(Figure collection entries)
========================================
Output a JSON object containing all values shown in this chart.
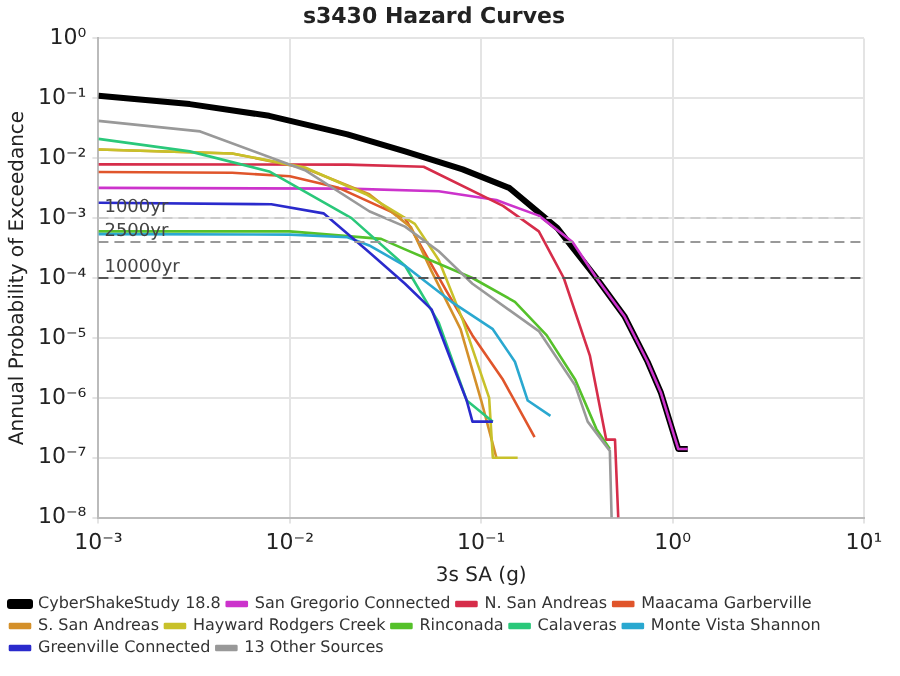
{
  "chart_data": {
    "type": "line",
    "title": "s3430 Hazard Curves",
    "xlabel": "3s SA (g)",
    "ylabel": "Annual Probability of Exceedance",
    "log": "xy",
    "grid": true,
    "legend": "bottom",
    "marker": "none",
    "line_style": "solid",
    "xlim": [
      0.001,
      10
    ],
    "xticks": [
      {
        "value": 0.001,
        "label": "10⁻³"
      },
      {
        "value": 0.01,
        "label": "10⁻²"
      },
      {
        "value": 0.1,
        "label": "10⁻¹"
      },
      {
        "value": 1,
        "label": "10⁰"
      },
      {
        "value": 10,
        "label": "10¹"
      }
    ],
    "ylim": [
      1e-08,
      1
    ],
    "yticks": [
      {
        "value": 1e-08,
        "label": "10⁻⁸"
      },
      {
        "value": 1e-07,
        "label": "10⁻⁷"
      },
      {
        "value": 1e-06,
        "label": "10⁻⁶"
      },
      {
        "value": 1e-05,
        "label": "10⁻⁵"
      },
      {
        "value": 0.0001,
        "label": "10⁻⁴"
      },
      {
        "value": 0.001,
        "label": "10⁻³"
      },
      {
        "value": 0.01,
        "label": "10⁻²"
      },
      {
        "value": 0.1,
        "label": "10⁻¹"
      },
      {
        "value": 1,
        "label": "10⁰"
      }
    ],
    "ref_lines": [
      {
        "axis": "y",
        "value": 0.001,
        "label": "1000yr",
        "color": "#cccccc",
        "line_style": "dashed"
      },
      {
        "axis": "y",
        "value": 0.0004,
        "label": "2500yr",
        "color": "#999999",
        "line_style": "dashed"
      },
      {
        "axis": "y",
        "value": 0.0001,
        "label": "10000yr",
        "color": "#555555",
        "line_style": "dashed"
      }
    ],
    "series": [
      {
        "name": "CyberShakeStudy 18.8",
        "color": "#000000",
        "x": [
          0.001,
          0.003,
          0.0078,
          0.02,
          0.04,
          0.08,
          0.14,
          0.25,
          0.4,
          0.56,
          0.74,
          0.87,
          1.07,
          1.2
        ],
        "values": [
          0.11,
          0.08,
          0.051,
          0.025,
          0.013,
          0.0065,
          0.0032,
          0.00068,
          0.0001,
          2.3e-05,
          4e-06,
          1.2e-06,
          1.4e-07,
          1.4e-07
        ]
      },
      {
        "name": "San Gregorio Connected",
        "color": "#cc33cc",
        "x": [
          0.001,
          0.02,
          0.06,
          0.12,
          0.2,
          0.3,
          0.4,
          0.56,
          0.74,
          0.87,
          1.07,
          1.2
        ],
        "values": [
          0.0032,
          0.0031,
          0.0028,
          0.002,
          0.0011,
          0.0004,
          0.0001,
          2.3e-05,
          4e-06,
          1.2e-06,
          1.4e-07,
          1.4e-07
        ]
      },
      {
        "name": "N. San Andreas",
        "color": "#d62d4a",
        "x": [
          0.001,
          0.02,
          0.05,
          0.13,
          0.2,
          0.27,
          0.37,
          0.45,
          0.5,
          0.52
        ],
        "values": [
          0.0079,
          0.0078,
          0.0072,
          0.0016,
          0.0006,
          0.0001,
          5e-06,
          2e-07,
          2e-07,
          1e-08
        ]
      },
      {
        "name": "Maacama Garberville",
        "color": "#e0552b",
        "x": [
          0.001,
          0.005,
          0.01,
          0.018,
          0.04,
          0.066,
          0.09,
          0.13,
          0.19
        ],
        "values": [
          0.0059,
          0.0057,
          0.005,
          0.0032,
          0.001,
          6e-05,
          1.1e-05,
          2e-06,
          2.2e-07
        ]
      },
      {
        "name": "S. San Andreas",
        "color": "#d4902a",
        "x": [
          0.001,
          0.005,
          0.012,
          0.026,
          0.043,
          0.055,
          0.078,
          0.1,
          0.12
        ],
        "values": [
          0.014,
          0.012,
          0.0068,
          0.0025,
          0.0007,
          0.00013,
          1.4e-05,
          9e-07,
          1e-07
        ]
      },
      {
        "name": "Hayward Rodgers Creek",
        "color": "#c8c12a",
        "x": [
          0.001,
          0.005,
          0.012,
          0.025,
          0.045,
          0.06,
          0.08,
          0.11,
          0.115,
          0.155
        ],
        "values": [
          0.014,
          0.012,
          0.007,
          0.0025,
          0.0008,
          0.0002,
          2e-05,
          1e-06,
          1e-07,
          1e-07
        ]
      },
      {
        "name": "Rinconada",
        "color": "#55c12a",
        "x": [
          0.001,
          0.01,
          0.03,
          0.04,
          0.09,
          0.15,
          0.22,
          0.31,
          0.4,
          0.47
        ],
        "values": [
          0.0006,
          0.0006,
          0.00045,
          0.0003,
          0.0001,
          4e-05,
          1.1e-05,
          2e-06,
          3e-07,
          1.4e-07
        ]
      },
      {
        "name": "Calaveras",
        "color": "#2ac87a",
        "x": [
          0.001,
          0.003,
          0.0078,
          0.021,
          0.04,
          0.06,
          0.084,
          0.115
        ],
        "values": [
          0.021,
          0.013,
          0.006,
          0.001,
          0.00016,
          1.8e-05,
          9e-07,
          4e-07
        ]
      },
      {
        "name": "Monte Vista Shannon",
        "color": "#2aa8d0",
        "x": [
          0.001,
          0.01,
          0.02,
          0.026,
          0.04,
          0.07,
          0.115,
          0.15,
          0.175,
          0.23
        ],
        "values": [
          0.00054,
          0.00053,
          0.00048,
          0.00035,
          0.00016,
          4e-05,
          1.4e-05,
          4e-06,
          9e-07,
          5e-07
        ]
      },
      {
        "name": "Greenville Connected",
        "color": "#2a2acc",
        "x": [
          0.001,
          0.008,
          0.015,
          0.025,
          0.04,
          0.055,
          0.07,
          0.084,
          0.09,
          0.115
        ],
        "values": [
          0.0018,
          0.0017,
          0.0012,
          0.0003,
          8e-05,
          3e-05,
          4e-06,
          9e-07,
          4e-07,
          4e-07
        ]
      },
      {
        "name": "13 Other Sources",
        "color": "#999999",
        "x": [
          0.001,
          0.0034,
          0.012,
          0.026,
          0.04,
          0.06,
          0.09,
          0.2,
          0.31,
          0.36,
          0.47,
          0.48
        ],
        "values": [
          0.042,
          0.028,
          0.0063,
          0.0013,
          0.00072,
          0.00028,
          8e-05,
          1.3e-05,
          1.6e-06,
          4e-07,
          1.3e-07,
          1e-08
        ]
      }
    ]
  }
}
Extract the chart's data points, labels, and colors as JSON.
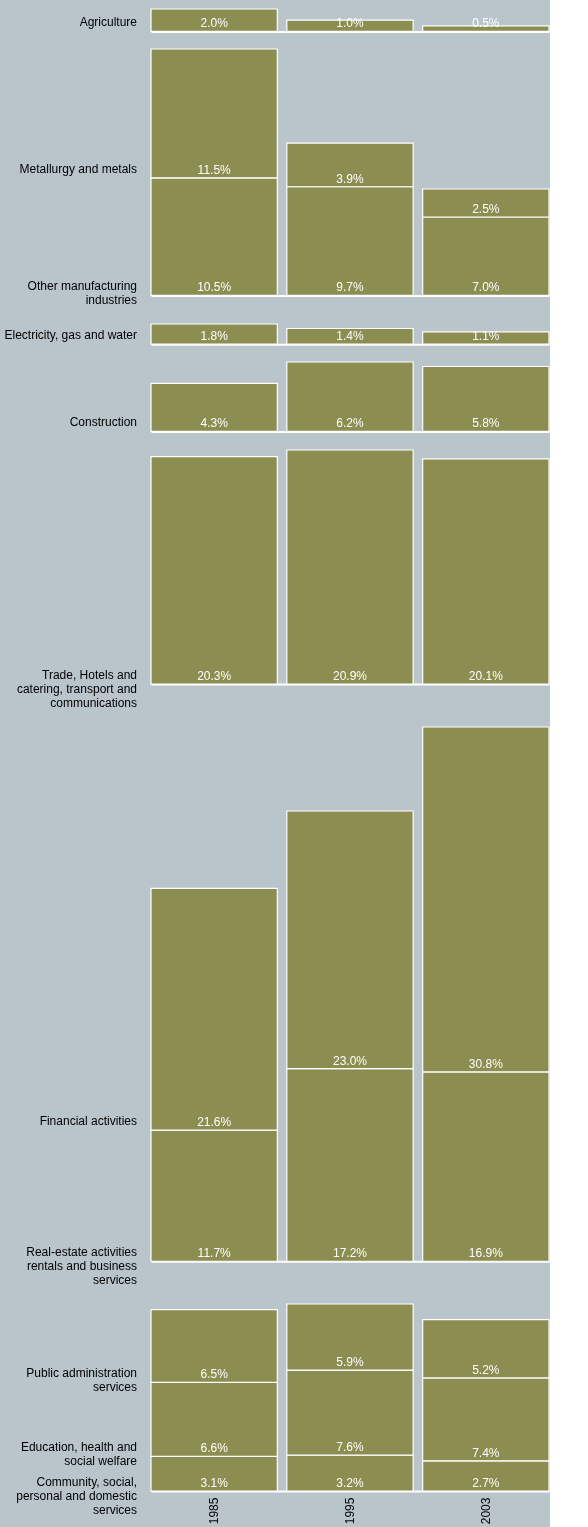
========================================
STATED EXERCISE:
Restate the data above exactly, stripping out each image.

SOLUTION TO THIS EXERCISE:
Output a JSON object containing all values shown in this chart.
{
  "chart_data": {
    "type": "line",
    "title": "s3430 Hazard Curves",
    "xlabel": "3s SA (g)",
    "ylabel": "Annual Probability of Exceedance",
    "log": "xy",
    "grid": true,
    "legend": "bottom",
    "marker": "none",
    "line_style": "solid",
    "xlim": [
      0.001,
      10
    ],
    "xticks": [
      {
        "value": 0.001,
        "label": "10⁻³"
      },
      {
        "value": 0.01,
        "label": "10⁻²"
      },
      {
        "value": 0.1,
        "label": "10⁻¹"
      },
      {
        "value": 1,
        "label": "10⁰"
      },
      {
        "value": 10,
        "label": "10¹"
      }
    ],
    "ylim": [
      1e-08,
      1
    ],
    "yticks": [
      {
        "value": 1e-08,
        "label": "10⁻⁸"
      },
      {
        "value": 1e-07,
        "label": "10⁻⁷"
      },
      {
        "value": 1e-06,
        "label": "10⁻⁶"
      },
      {
        "value": 1e-05,
        "label": "10⁻⁵"
      },
      {
        "value": 0.0001,
        "label": "10⁻⁴"
      },
      {
        "value": 0.001,
        "label": "10⁻³"
      },
      {
        "value": 0.01,
        "label": "10⁻²"
      },
      {
        "value": 0.1,
        "label": "10⁻¹"
      },
      {
        "value": 1,
        "label": "10⁰"
      }
    ],
    "ref_lines": [
      {
        "axis": "y",
        "value": 0.001,
        "label": "1000yr",
        "color": "#cccccc",
        "line_style": "dashed"
      },
      {
        "axis": "y",
        "value": 0.0004,
        "label": "2500yr",
        "color": "#999999",
        "line_style": "dashed"
      },
      {
        "axis": "y",
        "value": 0.0001,
        "label": "10000yr",
        "color": "#555555",
        "line_style": "dashed"
      }
    ],
    "series": [
      {
        "name": "CyberShakeStudy 18.8",
        "color": "#000000",
        "x": [
          0.001,
          0.003,
          0.0078,
          0.02,
          0.04,
          0.08,
          0.14,
          0.25,
          0.4,
          0.56,
          0.74,
          0.87,
          1.07,
          1.2
        ],
        "values": [
          0.11,
          0.08,
          0.051,
          0.025,
          0.013,
          0.0065,
          0.0032,
          0.00068,
          0.0001,
          2.3e-05,
          4e-06,
          1.2e-06,
          1.4e-07,
          1.4e-07
        ]
      },
      {
        "name": "San Gregorio Connected",
        "color": "#cc33cc",
        "x": [
          0.001,
          0.02,
          0.06,
          0.12,
          0.2,
          0.3,
          0.4,
          0.56,
          0.74,
          0.87,
          1.07,
          1.2
        ],
        "values": [
          0.0032,
          0.0031,
          0.0028,
          0.002,
          0.0011,
          0.0004,
          0.0001,
          2.3e-05,
          4e-06,
          1.2e-06,
          1.4e-07,
          1.4e-07
        ]
      },
      {
        "name": "N. San Andreas",
        "color": "#d62d4a",
        "x": [
          0.001,
          0.02,
          0.05,
          0.13,
          0.2,
          0.27,
          0.37,
          0.45,
          0.5,
          0.52
        ],
        "values": [
          0.0079,
          0.0078,
          0.0072,
          0.0016,
          0.0006,
          0.0001,
          5e-06,
          2e-07,
          2e-07,
          1e-08
        ]
      },
      {
        "name": "Maacama Garberville",
        "color": "#e0552b",
        "x": [
          0.001,
          0.005,
          0.01,
          0.018,
          0.04,
          0.066,
          0.09,
          0.13,
          0.19
        ],
        "values": [
          0.0059,
          0.0057,
          0.005,
          0.0032,
          0.001,
          6e-05,
          1.1e-05,
          2e-06,
          2.2e-07
        ]
      },
      {
        "name": "S. San Andreas",
        "color": "#d4902a",
        "x": [
          0.001,
          0.005,
          0.012,
          0.026,
          0.043,
          0.055,
          0.078,
          0.1,
          0.12
        ],
        "values": [
          0.014,
          0.012,
          0.0068,
          0.0025,
          0.0007,
          0.00013,
          1.4e-05,
          9e-07,
          1e-07
        ]
      },
      {
        "name": "Hayward Rodgers Creek",
        "color": "#c8c12a",
        "x": [
          0.001,
          0.005,
          0.012,
          0.025,
          0.045,
          0.06,
          0.08,
          0.11,
          0.115,
          0.155
        ],
        "values": [
          0.014,
          0.012,
          0.007,
          0.0025,
          0.0008,
          0.0002,
          2e-05,
          1e-06,
          1e-07,
          1e-07
        ]
      },
      {
        "name": "Rinconada",
        "color": "#55c12a",
        "x": [
          0.001,
          0.01,
          0.03,
          0.04,
          0.09,
          0.15,
          0.22,
          0.31,
          0.4,
          0.47
        ],
        "values": [
          0.0006,
          0.0006,
          0.00045,
          0.0003,
          0.0001,
          4e-05,
          1.1e-05,
          2e-06,
          3e-07,
          1.4e-07
        ]
      },
      {
        "name": "Calaveras",
        "color": "#2ac87a",
        "x": [
          0.001,
          0.003,
          0.0078,
          0.021,
          0.04,
          0.06,
          0.084,
          0.115
        ],
        "values": [
          0.021,
          0.013,
          0.006,
          0.001,
          0.00016,
          1.8e-05,
          9e-07,
          4e-07
        ]
      },
      {
        "name": "Monte Vista Shannon",
        "color": "#2aa8d0",
        "x": [
          0.001,
          0.01,
          0.02,
          0.026,
          0.04,
          0.07,
          0.115,
          0.15,
          0.175,
          0.23
        ],
        "values": [
          0.00054,
          0.00053,
          0.00048,
          0.00035,
          0.00016,
          4e-05,
          1.4e-05,
          4e-06,
          9e-07,
          5e-07
        ]
      },
      {
        "name": "Greenville Connected",
        "color": "#2a2acc",
        "x": [
          0.001,
          0.008,
          0.015,
          0.025,
          0.04,
          0.055,
          0.07,
          0.084,
          0.09,
          0.115
        ],
        "values": [
          0.0018,
          0.0017,
          0.0012,
          0.0003,
          8e-05,
          3e-05,
          4e-06,
          9e-07,
          4e-07,
          4e-07
        ]
      },
      {
        "name": "13 Other Sources",
        "color": "#999999",
        "x": [
          0.001,
          0.0034,
          0.012,
          0.026,
          0.04,
          0.06,
          0.09,
          0.2,
          0.31,
          0.36,
          0.47,
          0.48
        ],
        "values": [
          0.042,
          0.028,
          0.0063,
          0.0013,
          0.00072,
          0.00028,
          8e-05,
          1.3e-05,
          1.6e-06,
          4e-07,
          1.3e-07,
          1e-08
        ]
      }
    ]
  }
}
Extract the chart's data points, labels, and colors as JSON.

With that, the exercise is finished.